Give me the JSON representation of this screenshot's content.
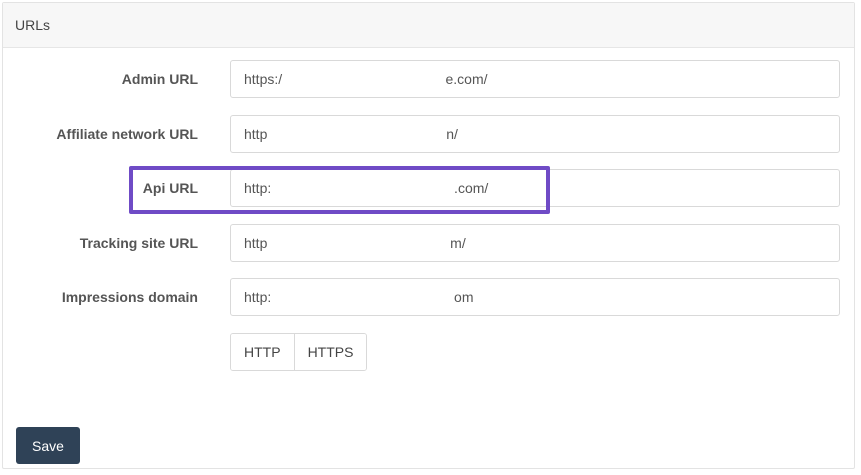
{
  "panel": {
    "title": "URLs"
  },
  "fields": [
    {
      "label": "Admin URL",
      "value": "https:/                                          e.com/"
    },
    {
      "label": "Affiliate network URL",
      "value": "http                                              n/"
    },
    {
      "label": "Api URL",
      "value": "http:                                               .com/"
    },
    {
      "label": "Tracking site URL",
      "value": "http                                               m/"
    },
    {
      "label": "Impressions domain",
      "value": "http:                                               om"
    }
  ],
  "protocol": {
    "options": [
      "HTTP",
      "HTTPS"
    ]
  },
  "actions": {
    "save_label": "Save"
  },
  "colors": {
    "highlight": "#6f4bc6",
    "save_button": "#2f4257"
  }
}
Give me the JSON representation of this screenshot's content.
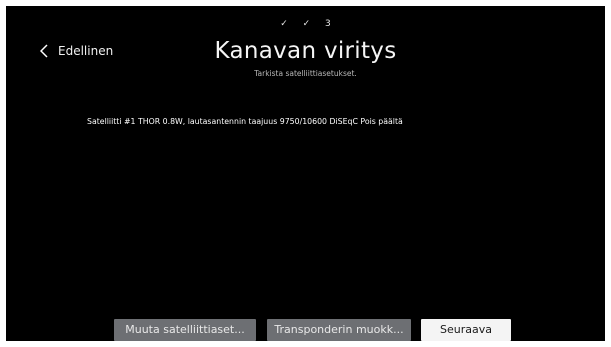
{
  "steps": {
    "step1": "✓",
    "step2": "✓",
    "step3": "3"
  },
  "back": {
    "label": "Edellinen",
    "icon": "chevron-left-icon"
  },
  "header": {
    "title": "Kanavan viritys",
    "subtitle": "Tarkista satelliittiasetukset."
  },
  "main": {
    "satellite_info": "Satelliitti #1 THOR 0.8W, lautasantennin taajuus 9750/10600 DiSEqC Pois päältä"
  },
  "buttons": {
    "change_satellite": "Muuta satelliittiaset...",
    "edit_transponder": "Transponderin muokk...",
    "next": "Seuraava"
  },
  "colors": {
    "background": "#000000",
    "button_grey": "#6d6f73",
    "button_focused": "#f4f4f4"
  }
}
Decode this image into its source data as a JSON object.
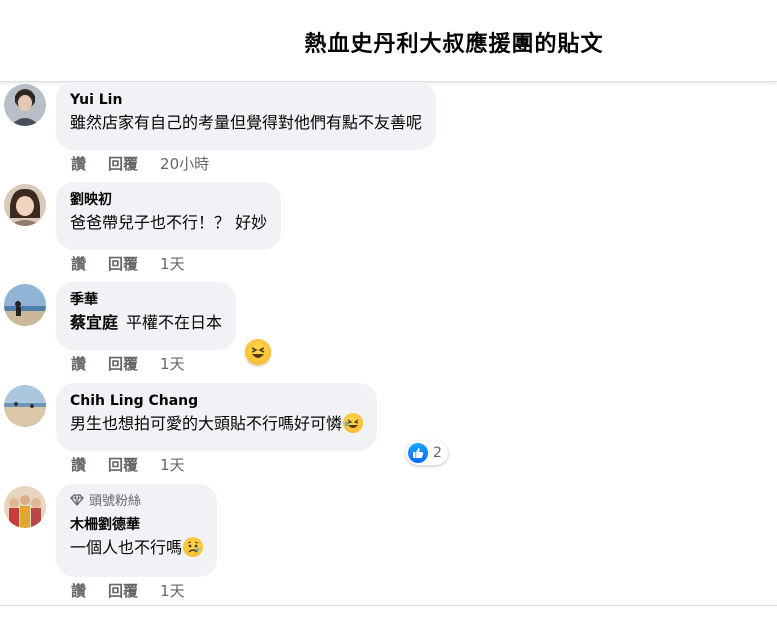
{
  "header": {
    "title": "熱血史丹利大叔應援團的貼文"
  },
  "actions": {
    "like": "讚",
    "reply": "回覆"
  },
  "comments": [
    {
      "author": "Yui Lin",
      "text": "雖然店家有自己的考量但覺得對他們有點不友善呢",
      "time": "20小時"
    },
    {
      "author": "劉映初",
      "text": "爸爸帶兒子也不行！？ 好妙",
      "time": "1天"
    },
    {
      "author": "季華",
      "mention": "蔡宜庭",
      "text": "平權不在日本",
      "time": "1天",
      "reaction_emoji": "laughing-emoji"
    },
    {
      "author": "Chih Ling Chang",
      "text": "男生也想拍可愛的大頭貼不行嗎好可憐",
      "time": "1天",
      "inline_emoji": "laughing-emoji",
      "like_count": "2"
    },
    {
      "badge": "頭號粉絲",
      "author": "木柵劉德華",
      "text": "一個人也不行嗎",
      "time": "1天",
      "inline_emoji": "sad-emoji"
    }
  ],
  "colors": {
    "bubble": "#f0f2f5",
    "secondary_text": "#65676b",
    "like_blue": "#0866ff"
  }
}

++++++++++

Reproduce every record above exactly, but leave out the pictures.

Give me the JSON representation of this screenshot's content.
{
  "panel": {
    "title": "URLs"
  },
  "fields": [
    {
      "label": "Admin URL",
      "value": "https:/                                          e.com/"
    },
    {
      "label": "Affiliate network URL",
      "value": "http                                              n/"
    },
    {
      "label": "Api URL",
      "value": "http:                                               .com/"
    },
    {
      "label": "Tracking site URL",
      "value": "http                                               m/"
    },
    {
      "label": "Impressions domain",
      "value": "http:                                               om"
    }
  ],
  "protocol": {
    "options": [
      "HTTP",
      "HTTPS"
    ]
  },
  "actions": {
    "save_label": "Save"
  },
  "colors": {
    "highlight": "#6f4bc6",
    "save_button": "#2f4257"
  }
}
Give me the JSON representation of this screenshot's content.
{
  "steps": {
    "step1": "✓",
    "step2": "✓",
    "step3": "3"
  },
  "back": {
    "label": "Edellinen",
    "icon": "chevron-left-icon"
  },
  "header": {
    "title": "Kanavan viritys",
    "subtitle": "Tarkista satelliittiasetukset."
  },
  "main": {
    "satellite_info": "Satelliitti #1 THOR 0.8W, lautasantennin taajuus 9750/10600 DiSEqC Pois päältä"
  },
  "buttons": {
    "change_satellite": "Muuta satelliittiaset...",
    "edit_transponder": "Transponderin muokk...",
    "next": "Seuraava"
  },
  "colors": {
    "background": "#000000",
    "button_grey": "#6d6f73",
    "button_focused": "#f4f4f4"
  }
}
Decode this image into its source data as a JSON object.
{
  "header": {
    "title": "熱血史丹利大叔應援團的貼文"
  },
  "actions": {
    "like": "讚",
    "reply": "回覆"
  },
  "comments": [
    {
      "author": "Yui Lin",
      "text": "雖然店家有自己的考量但覺得對他們有點不友善呢",
      "time": "20小時"
    },
    {
      "author": "劉映初",
      "text": "爸爸帶兒子也不行！？ 好妙",
      "time": "1天"
    },
    {
      "author": "季華",
      "mention": "蔡宜庭",
      "text": "平權不在日本",
      "time": "1天",
      "reaction_emoji": "laughing-emoji"
    },
    {
      "author": "Chih Ling Chang",
      "text": "男生也想拍可愛的大頭貼不行嗎好可憐",
      "time": "1天",
      "inline_emoji": "laughing-emoji",
      "like_count": "2"
    },
    {
      "badge": "頭號粉絲",
      "author": "木柵劉德華",
      "text": "一個人也不行嗎",
      "time": "1天",
      "inline_emoji": "sad-emoji"
    }
  ],
  "colors": {
    "bubble": "#f0f2f5",
    "secondary_text": "#65676b",
    "like_blue": "#0866ff"
  }
}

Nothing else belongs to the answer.